#### TASK INPUT ####
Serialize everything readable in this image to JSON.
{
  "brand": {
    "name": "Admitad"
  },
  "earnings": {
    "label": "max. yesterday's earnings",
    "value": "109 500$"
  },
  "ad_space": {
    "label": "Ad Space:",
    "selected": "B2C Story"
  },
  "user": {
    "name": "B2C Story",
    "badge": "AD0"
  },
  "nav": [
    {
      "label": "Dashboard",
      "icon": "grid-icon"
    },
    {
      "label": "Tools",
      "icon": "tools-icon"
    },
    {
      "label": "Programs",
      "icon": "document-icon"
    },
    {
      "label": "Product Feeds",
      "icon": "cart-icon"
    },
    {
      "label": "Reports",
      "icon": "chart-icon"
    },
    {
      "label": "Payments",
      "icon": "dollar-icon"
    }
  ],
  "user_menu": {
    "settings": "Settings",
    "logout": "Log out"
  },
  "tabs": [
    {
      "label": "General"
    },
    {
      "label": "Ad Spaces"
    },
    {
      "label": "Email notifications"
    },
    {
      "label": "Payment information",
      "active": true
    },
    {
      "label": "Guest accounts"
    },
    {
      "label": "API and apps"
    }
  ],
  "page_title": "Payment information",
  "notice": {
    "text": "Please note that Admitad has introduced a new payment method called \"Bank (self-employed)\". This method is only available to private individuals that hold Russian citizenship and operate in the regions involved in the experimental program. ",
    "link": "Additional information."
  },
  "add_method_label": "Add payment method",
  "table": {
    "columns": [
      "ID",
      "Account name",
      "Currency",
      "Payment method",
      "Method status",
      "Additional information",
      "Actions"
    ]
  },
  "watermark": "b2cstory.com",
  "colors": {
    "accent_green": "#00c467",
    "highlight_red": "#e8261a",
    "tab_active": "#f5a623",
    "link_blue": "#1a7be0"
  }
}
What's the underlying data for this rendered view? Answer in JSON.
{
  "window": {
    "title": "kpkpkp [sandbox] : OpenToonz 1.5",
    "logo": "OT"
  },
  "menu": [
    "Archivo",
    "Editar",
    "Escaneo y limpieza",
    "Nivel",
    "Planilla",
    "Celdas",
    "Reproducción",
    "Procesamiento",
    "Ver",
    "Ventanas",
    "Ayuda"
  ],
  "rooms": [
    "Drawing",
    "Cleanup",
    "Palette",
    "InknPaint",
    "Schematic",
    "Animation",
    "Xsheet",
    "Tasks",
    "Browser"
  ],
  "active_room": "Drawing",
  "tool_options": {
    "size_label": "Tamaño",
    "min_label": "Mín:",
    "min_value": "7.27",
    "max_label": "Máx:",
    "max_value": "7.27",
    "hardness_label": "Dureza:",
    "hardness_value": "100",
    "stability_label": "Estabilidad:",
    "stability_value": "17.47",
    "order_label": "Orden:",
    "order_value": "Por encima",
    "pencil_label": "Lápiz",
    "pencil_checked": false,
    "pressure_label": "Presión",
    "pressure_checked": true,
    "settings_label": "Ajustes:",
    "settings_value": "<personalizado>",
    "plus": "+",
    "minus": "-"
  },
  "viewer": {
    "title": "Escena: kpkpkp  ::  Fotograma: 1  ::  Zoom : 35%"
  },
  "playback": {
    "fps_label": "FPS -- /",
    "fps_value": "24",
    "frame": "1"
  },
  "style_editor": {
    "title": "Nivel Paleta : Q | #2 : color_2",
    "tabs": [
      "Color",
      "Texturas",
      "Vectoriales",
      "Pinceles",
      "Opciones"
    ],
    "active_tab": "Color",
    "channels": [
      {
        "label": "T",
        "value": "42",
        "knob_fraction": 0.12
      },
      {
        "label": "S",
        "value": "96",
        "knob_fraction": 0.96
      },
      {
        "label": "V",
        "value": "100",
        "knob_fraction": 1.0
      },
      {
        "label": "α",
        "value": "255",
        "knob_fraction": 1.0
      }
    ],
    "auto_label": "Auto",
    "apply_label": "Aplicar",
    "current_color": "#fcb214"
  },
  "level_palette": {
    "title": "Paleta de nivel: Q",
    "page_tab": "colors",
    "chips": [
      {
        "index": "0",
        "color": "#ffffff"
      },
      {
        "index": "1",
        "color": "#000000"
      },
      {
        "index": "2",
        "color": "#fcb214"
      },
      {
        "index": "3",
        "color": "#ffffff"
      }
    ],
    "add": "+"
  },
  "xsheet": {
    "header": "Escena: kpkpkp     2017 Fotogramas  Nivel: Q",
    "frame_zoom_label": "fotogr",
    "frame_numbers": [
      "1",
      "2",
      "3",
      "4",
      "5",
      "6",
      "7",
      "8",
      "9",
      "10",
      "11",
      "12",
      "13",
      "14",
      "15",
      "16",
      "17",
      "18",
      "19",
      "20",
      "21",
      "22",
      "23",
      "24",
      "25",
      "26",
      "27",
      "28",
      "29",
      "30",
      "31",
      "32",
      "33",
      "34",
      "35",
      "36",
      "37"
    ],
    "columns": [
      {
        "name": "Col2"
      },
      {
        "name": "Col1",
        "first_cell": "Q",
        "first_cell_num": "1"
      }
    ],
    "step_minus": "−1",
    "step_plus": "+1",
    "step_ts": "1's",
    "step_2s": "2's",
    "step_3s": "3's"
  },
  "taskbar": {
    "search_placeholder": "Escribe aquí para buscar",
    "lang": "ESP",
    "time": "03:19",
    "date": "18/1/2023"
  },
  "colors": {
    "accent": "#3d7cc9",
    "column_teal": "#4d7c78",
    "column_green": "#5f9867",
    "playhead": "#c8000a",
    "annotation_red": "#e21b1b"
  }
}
####
* [EXERCISE BRIEF]: Each entry must be reproduced verbatim.

* [TASK OUTPUT]:
Serialize everything readable in this image to JSON.
{
  "brand": {
    "name": "Admitad"
  },
  "earnings": {
    "label": "max. yesterday's earnings",
    "value": "109 500$"
  },
  "ad_space": {
    "label": "Ad Space:",
    "selected": "B2C Story"
  },
  "user": {
    "name": "B2C Story",
    "badge": "AD0"
  },
  "nav": [
    {
      "label": "Dashboard",
      "icon": "grid-icon"
    },
    {
      "label": "Tools",
      "icon": "tools-icon"
    },
    {
      "label": "Programs",
      "icon": "document-icon"
    },
    {
      "label": "Product Feeds",
      "icon": "cart-icon"
    },
    {
      "label": "Reports",
      "icon": "chart-icon"
    },
    {
      "label": "Payments",
      "icon": "dollar-icon"
    }
  ],
  "user_menu": {
    "settings": "Settings",
    "logout": "Log out"
  },
  "tabs": [
    {
      "label": "General"
    },
    {
      "label": "Ad Spaces"
    },
    {
      "label": "Email notifications"
    },
    {
      "label": "Payment information",
      "active": true
    },
    {
      "label": "Guest accounts"
    },
    {
      "label": "API and apps"
    }
  ],
  "page_title": "Payment information",
  "notice": {
    "text": "Please note that Admitad has introduced a new payment method called \"Bank (self-employed)\". This method is only available to private individuals that hold Russian citizenship and operate in the regions involved in the experimental program. ",
    "link": "Additional information."
  },
  "add_method_label": "Add payment method",
  "table": {
    "columns": [
      "ID",
      "Account name",
      "Currency",
      "Payment method",
      "Method status",
      "Additional information",
      "Actions"
    ]
  },
  "watermark": "b2cstory.com",
  "colors": {
    "accent_green": "#00c467",
    "highlight_red": "#e8261a",
    "tab_active": "#f5a623",
    "link_blue": "#1a7be0"
  }
}
What's the underlying data for this rendered view? Answer in JSON.
{
  "window": {
    "title": "kpkpkp [sandbox] : OpenToonz 1.5",
    "logo": "OT"
  },
  "menu": [
    "Archivo",
    "Editar",
    "Escaneo y limpieza",
    "Nivel",
    "Planilla",
    "Celdas",
    "Reproducción",
    "Procesamiento",
    "Ver",
    "Ventanas",
    "Ayuda"
  ],
  "rooms": [
    "Drawing",
    "Cleanup",
    "Palette",
    "InknPaint",
    "Schematic",
    "Animation",
    "Xsheet",
    "Tasks",
    "Browser"
  ],
  "active_room": "Drawing",
  "tool_options": {
    "size_label": "Tamaño",
    "min_label": "Mín:",
    "min_value": "7.27",
    "max_label": "Máx:",
    "max_value": "7.27",
    "hardness_label": "Dureza:",
    "hardness_value": "100",
    "stability_label": "Estabilidad:",
    "stability_value": "17.47",
    "order_label": "Orden:",
    "order_value": "Por encima",
    "pencil_label": "Lápiz",
    "pencil_checked": false,
    "pressure_label": "Presión",
    "pressure_checked": true,
    "settings_label": "Ajustes:",
    "settings_value": "<personalizado>",
    "plus": "+",
    "minus": "-"
  },
  "viewer": {
    "title": "Escena: kpkpkp  ::  Fotograma: 1  ::  Zoom : 35%"
  },
  "playback": {
    "fps_label": "FPS -- /",
    "fps_value": "24",
    "frame": "1"
  },
  "style_editor": {
    "title": "Nivel Paleta : Q | #2 : color_2",
    "tabs": [
      "Color",
      "Texturas",
      "Vectoriales",
      "Pinceles",
      "Opciones"
    ],
    "active_tab": "Color",
    "channels": [
      {
        "label": "T",
        "value": "42",
        "knob_fraction": 0.12
      },
      {
        "label": "S",
        "value": "96",
        "knob_fraction": 0.96
      },
      {
        "label": "V",
        "value": "100",
        "knob_fraction": 1.0
      },
      {
        "label": "α",
        "value": "255",
        "knob_fraction": 1.0
      }
    ],
    "auto_label": "Auto",
    "apply_label": "Aplicar",
    "current_color": "#fcb214"
  },
  "level_palette": {
    "title": "Paleta de nivel: Q",
    "page_tab": "colors",
    "chips": [
      {
        "index": "0",
        "color": "#ffffff"
      },
      {
        "index": "1",
        "color": "#000000"
      },
      {
        "index": "2",
        "color": "#fcb214"
      },
      {
        "index": "3",
        "color": "#ffffff"
      }
    ],
    "add": "+"
  },
  "xsheet": {
    "header": "Escena: kpkpkp     2017 Fotogramas  Nivel: Q",
    "frame_zoom_label": "fotogr",
    "frame_numbers": [
      "1",
      "2",
      "3",
      "4",
      "5",
      "6",
      "7",
      "8",
      "9",
      "10",
      "11",
      "12",
      "13",
      "14",
      "15",
      "16",
      "17",
      "18",
      "19",
      "20",
      "21",
      "22",
      "23",
      "24",
      "25",
      "26",
      "27",
      "28",
      "29",
      "30",
      "31",
      "32",
      "33",
      "34",
      "35",
      "36",
      "37"
    ],
    "columns": [
      {
        "name": "Col2"
      },
      {
        "name": "Col1",
        "first_cell": "Q",
        "first_cell_num": "1"
      }
    ],
    "step_minus": "−1",
    "step_plus": "+1",
    "step_ts": "1's",
    "step_2s": "2's",
    "step_3s": "3's"
  },
  "taskbar": {
    "search_placeholder": "Escribe aquí para buscar",
    "lang": "ESP",
    "time": "03:19",
    "date": "18/1/2023"
  },
  "colors": {
    "accent": "#3d7cc9",
    "column_teal": "#4d7c78",
    "column_green": "#5f9867",
    "playhead": "#c8000a",
    "annotation_red": "#e21b1b"
  }
}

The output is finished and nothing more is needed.